Element box rows
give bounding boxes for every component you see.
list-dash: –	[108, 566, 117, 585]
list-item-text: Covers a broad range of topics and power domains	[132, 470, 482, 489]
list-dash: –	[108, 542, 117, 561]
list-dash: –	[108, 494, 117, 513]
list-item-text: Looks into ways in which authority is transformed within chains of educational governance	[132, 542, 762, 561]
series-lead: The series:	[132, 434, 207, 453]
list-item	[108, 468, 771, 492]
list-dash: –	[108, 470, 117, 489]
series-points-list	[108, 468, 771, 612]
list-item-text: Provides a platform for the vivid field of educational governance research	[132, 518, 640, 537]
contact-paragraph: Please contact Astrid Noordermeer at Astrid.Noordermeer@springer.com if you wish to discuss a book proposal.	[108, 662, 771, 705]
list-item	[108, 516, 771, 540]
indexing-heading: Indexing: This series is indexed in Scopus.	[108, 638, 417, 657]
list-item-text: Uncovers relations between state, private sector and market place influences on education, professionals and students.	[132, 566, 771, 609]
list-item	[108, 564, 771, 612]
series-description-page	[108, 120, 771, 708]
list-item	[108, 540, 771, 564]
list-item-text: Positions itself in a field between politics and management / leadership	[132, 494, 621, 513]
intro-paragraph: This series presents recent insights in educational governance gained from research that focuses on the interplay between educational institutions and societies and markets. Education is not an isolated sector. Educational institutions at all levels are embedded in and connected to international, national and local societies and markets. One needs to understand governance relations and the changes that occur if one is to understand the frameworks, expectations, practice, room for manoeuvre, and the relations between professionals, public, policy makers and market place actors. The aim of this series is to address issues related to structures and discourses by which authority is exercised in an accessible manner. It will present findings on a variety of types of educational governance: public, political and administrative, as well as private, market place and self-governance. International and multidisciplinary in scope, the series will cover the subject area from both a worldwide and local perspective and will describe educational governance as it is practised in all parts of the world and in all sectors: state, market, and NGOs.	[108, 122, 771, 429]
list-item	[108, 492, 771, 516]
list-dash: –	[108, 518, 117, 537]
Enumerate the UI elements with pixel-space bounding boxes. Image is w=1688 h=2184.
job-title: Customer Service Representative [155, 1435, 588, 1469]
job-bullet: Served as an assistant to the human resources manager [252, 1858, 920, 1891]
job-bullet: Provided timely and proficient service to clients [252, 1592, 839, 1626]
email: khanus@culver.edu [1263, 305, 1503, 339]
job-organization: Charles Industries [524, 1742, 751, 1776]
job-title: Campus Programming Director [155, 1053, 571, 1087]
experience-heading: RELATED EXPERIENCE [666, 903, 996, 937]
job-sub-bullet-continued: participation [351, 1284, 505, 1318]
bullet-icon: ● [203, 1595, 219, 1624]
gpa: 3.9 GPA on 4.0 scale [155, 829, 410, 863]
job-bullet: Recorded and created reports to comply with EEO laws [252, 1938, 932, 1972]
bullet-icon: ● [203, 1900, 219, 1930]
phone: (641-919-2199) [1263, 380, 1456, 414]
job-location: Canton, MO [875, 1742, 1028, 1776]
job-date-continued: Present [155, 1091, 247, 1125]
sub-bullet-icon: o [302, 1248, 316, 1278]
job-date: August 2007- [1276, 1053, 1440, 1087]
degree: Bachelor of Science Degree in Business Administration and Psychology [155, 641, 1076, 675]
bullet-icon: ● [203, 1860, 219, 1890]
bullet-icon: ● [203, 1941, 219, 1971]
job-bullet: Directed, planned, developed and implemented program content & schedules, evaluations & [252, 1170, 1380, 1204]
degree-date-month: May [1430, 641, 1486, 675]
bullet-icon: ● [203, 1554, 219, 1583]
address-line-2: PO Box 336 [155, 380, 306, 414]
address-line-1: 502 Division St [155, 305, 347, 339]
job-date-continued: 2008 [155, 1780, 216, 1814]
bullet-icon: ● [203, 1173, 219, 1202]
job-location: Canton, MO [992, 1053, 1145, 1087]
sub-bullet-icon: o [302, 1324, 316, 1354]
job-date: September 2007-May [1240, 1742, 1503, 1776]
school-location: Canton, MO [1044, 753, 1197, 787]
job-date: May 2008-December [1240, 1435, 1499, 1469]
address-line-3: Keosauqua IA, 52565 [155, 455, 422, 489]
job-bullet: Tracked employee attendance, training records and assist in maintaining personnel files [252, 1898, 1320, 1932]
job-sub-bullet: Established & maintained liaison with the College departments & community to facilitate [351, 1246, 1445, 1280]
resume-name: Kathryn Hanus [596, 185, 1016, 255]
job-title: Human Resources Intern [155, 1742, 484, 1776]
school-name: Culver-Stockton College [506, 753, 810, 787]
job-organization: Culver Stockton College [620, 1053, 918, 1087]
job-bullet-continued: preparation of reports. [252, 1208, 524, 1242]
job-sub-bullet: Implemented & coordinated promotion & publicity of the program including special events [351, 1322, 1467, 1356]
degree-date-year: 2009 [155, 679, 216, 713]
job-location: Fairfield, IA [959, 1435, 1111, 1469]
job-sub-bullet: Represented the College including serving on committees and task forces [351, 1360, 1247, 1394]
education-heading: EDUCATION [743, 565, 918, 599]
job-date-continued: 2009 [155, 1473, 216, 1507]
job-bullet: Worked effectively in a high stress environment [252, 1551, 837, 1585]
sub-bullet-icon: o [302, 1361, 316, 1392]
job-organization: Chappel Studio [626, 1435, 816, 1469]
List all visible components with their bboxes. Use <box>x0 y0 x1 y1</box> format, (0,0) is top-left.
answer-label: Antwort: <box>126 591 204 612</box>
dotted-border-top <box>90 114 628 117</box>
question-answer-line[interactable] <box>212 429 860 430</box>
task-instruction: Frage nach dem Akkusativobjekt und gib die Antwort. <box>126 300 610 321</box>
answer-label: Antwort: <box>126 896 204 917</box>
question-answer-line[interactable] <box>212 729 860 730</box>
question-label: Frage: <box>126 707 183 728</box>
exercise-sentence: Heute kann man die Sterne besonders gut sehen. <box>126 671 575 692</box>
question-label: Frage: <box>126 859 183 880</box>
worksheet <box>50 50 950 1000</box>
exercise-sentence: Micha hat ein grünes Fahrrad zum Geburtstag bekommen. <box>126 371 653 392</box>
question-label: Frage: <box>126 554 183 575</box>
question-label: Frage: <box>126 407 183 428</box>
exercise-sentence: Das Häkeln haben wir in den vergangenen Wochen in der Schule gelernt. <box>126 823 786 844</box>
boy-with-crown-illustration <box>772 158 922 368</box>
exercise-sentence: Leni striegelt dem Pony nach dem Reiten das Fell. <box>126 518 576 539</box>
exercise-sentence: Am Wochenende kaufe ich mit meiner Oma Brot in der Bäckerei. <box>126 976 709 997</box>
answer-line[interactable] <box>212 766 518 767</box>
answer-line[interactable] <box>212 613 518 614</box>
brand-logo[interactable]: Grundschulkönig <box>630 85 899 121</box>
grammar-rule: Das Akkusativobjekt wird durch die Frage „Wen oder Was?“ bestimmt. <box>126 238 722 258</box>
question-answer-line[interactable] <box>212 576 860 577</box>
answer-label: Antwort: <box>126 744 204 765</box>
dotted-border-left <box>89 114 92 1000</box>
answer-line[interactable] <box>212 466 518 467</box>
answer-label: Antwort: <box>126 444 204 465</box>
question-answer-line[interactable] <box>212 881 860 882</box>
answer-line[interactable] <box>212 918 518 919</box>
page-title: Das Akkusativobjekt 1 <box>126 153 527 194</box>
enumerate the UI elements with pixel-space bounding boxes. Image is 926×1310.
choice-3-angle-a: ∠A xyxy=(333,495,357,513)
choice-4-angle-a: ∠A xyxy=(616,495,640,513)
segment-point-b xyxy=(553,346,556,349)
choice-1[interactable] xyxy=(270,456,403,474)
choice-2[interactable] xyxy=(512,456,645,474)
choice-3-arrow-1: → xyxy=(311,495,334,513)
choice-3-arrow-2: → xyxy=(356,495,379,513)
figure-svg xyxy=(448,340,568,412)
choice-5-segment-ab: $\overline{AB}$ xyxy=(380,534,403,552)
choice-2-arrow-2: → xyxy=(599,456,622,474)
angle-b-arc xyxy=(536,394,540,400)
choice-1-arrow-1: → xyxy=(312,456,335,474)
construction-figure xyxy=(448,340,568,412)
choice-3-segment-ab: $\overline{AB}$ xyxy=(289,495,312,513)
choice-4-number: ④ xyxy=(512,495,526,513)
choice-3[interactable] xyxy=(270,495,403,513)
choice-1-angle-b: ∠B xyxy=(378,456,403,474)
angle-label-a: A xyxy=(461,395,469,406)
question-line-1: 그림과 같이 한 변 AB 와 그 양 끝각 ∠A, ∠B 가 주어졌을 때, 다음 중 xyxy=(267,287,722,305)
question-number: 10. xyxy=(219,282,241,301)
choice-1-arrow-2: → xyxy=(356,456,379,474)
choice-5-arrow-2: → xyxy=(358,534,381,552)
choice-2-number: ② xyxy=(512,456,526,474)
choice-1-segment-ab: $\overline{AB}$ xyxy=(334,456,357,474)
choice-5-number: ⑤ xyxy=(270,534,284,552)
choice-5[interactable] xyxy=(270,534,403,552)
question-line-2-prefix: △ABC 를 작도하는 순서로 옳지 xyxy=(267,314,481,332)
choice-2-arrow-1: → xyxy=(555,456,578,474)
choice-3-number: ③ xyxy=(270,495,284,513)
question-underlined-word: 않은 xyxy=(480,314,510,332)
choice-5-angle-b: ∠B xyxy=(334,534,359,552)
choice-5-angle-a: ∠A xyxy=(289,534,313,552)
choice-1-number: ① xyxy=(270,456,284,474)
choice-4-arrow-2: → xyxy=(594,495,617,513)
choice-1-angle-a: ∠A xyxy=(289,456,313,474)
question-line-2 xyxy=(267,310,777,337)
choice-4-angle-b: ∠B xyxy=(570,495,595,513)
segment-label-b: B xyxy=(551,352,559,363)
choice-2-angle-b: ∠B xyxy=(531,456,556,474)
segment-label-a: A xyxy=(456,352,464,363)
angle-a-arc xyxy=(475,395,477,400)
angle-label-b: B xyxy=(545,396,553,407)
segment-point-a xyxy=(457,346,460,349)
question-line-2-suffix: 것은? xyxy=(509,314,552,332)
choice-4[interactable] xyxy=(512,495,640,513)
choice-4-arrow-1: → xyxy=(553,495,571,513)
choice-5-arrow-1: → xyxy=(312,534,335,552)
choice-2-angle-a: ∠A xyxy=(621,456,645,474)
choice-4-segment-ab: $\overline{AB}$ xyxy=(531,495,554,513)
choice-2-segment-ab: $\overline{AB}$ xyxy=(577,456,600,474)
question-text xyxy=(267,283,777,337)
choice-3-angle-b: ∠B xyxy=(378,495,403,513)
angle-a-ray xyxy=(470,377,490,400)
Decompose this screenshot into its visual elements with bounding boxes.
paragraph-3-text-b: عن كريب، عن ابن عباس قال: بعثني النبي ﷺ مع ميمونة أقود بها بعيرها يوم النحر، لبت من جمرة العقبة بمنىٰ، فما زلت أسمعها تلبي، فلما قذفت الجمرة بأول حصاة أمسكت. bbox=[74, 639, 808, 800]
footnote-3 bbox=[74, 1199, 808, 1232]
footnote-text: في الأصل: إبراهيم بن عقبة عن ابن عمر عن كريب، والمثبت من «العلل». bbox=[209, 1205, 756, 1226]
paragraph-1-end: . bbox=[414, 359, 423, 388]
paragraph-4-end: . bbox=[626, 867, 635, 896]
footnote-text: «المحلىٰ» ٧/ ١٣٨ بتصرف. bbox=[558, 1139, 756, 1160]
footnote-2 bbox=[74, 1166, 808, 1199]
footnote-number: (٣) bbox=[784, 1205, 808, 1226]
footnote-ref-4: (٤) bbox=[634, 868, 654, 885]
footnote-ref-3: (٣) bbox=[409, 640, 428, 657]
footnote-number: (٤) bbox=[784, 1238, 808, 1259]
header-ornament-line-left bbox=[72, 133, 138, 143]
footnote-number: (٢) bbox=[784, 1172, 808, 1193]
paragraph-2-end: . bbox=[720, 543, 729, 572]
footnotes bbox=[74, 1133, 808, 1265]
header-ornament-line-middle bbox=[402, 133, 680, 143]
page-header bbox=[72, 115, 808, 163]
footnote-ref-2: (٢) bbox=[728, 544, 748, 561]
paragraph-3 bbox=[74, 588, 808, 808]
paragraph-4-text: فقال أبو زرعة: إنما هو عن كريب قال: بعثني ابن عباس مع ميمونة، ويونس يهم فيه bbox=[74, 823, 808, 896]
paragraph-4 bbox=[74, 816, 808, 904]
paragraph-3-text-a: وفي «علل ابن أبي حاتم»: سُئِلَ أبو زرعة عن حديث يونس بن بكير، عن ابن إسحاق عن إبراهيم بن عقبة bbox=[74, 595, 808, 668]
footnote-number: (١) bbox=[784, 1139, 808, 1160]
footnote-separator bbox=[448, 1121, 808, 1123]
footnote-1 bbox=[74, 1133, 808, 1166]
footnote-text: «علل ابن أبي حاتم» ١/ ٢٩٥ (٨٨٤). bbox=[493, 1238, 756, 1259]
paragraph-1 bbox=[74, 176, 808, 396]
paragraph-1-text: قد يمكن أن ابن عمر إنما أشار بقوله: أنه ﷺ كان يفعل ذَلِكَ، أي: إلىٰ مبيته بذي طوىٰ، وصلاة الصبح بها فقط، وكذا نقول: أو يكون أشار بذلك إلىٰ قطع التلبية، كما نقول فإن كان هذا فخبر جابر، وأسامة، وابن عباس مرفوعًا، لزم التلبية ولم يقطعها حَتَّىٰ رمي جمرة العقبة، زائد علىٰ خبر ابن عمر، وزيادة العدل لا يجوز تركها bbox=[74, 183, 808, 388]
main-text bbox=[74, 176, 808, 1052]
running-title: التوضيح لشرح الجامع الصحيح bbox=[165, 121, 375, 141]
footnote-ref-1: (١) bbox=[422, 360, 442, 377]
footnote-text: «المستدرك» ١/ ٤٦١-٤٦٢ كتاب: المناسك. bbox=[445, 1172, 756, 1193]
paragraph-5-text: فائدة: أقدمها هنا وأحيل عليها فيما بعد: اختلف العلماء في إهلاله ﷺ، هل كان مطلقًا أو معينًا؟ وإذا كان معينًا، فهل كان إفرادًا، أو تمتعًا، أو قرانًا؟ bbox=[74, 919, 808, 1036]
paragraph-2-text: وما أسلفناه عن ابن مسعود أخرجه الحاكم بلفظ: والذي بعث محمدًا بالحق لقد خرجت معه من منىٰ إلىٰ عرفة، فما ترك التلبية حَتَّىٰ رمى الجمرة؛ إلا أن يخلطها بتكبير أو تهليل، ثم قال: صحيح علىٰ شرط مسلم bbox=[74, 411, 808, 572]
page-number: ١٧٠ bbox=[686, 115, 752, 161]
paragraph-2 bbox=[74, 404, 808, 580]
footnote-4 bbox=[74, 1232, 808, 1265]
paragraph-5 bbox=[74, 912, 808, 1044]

**THE REQUEST:** Quote the rows from the first one through the line that contains "494, 117, 513]", inclusive.

**WRITTEN RESPONSE:**
give bounding boxes for every component you see.
list-dash: –	[108, 566, 117, 585]
list-item-text: Covers a broad range of topics and power domains	[132, 470, 482, 489]
list-dash: –	[108, 542, 117, 561]
list-dash: –	[108, 494, 117, 513]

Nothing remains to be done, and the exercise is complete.